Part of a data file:

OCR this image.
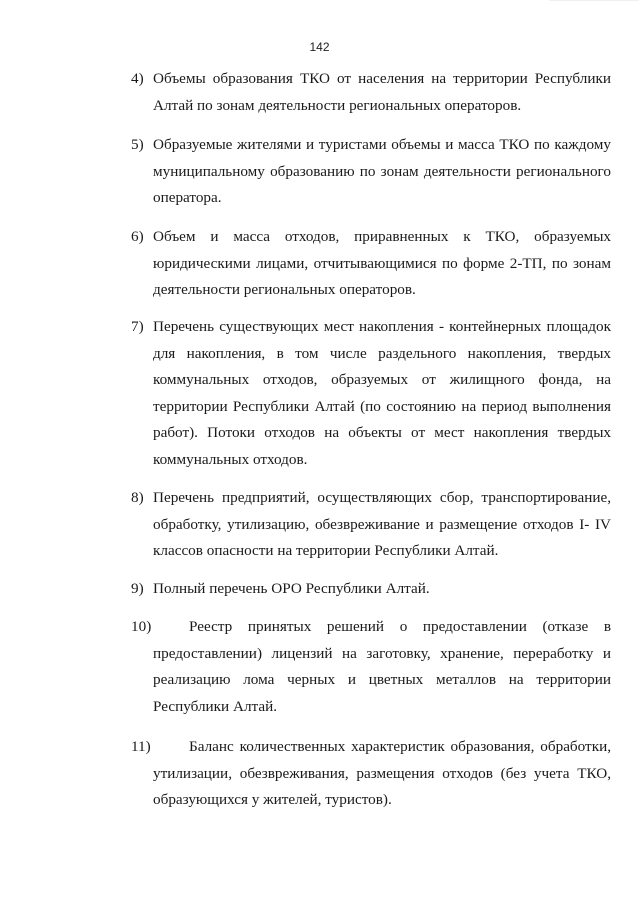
142
4) Объемы образования ТКО от населения на территории Республики Алтай по зонам деятельности региональных операторов.
5) Образуемые жителями и туристами объемы и масса ТКО по каждому муниципальному образованию по зонам деятельности регионального оператора.
6) Объем и масса отходов, приравненных к ТКО, образуемых юридическими лицами, отчитывающимися по форме 2-ТП, по зонам деятельности региональных операторов.
7) Перечень существующих мест накопления - контейнерных площадок для накопления, в том числе раздельного накопления, твердых коммунальных отходов, образуемых от жилищного фонда, на территории Республики Алтай (по состоянию на период выполнения работ). Потоки отходов на объекты от мест накопления твердых коммунальных отходов.
8) Перечень предприятий, осуществляющих сбор, транспортирование, обработку, утилизацию, обезвреживание и размещение отходов I- IV классов опасности на территории Республики Алтай.
9) Полный перечень ОРО Республики Алтай.
10)	Реестр принятых решений о предоставлении (отказе в предоставлении) лицензий на заготовку, хранение, переработку и реализацию лома черных и цветных металлов на территории Республики Алтай.
11)	Баланс количественных характеристик образования, обработки, утилизации, обезвреживания, размещения отходов (без учета ТКО, образующихся у жителей, туристов).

The problem: Every entry must be reproduced exactly, with the images left out.

Finished exercise:
OCR this image.
142
4) Объемы образования ТКО от населения на территории Республики Алтай по зонам деятельности региональных операторов.
5) Образуемые жителями и туристами объемы и масса ТКО по каждому муниципальному образованию по зонам деятельности регионального оператора.
6) Объем и масса отходов, приравненных к ТКО, образуемых юридическими лицами, отчитывающимися по форме 2-ТП, по зонам деятельности региональных операторов.
7) Перечень существующих мест накопления - контейнерных площадок для накопления, в том числе раздельного накопления, твердых коммунальных отходов, образуемых от жилищного фонда, на территории Республики Алтай (по состоянию на период выполнения работ). Потоки отходов на объекты от мест накопления твердых коммунальных отходов.
8) Перечень предприятий, осуществляющих сбор, транспортирование, обработку, утилизацию, обезвреживание и размещение отходов I- IV классов опасности на территории Республики Алтай.
9) Полный перечень ОРО Республики Алтай.
10)	Реестр принятых решений о предоставлении (отказе в предоставлении) лицензий на заготовку, хранение, переработку и реализацию лома черных и цветных металлов на территории Республики Алтай.
11)	Баланс количественных характеристик образования, обработки, утилизации, обезвреживания, размещения отходов (без учета ТКО, образующихся у жителей, туристов).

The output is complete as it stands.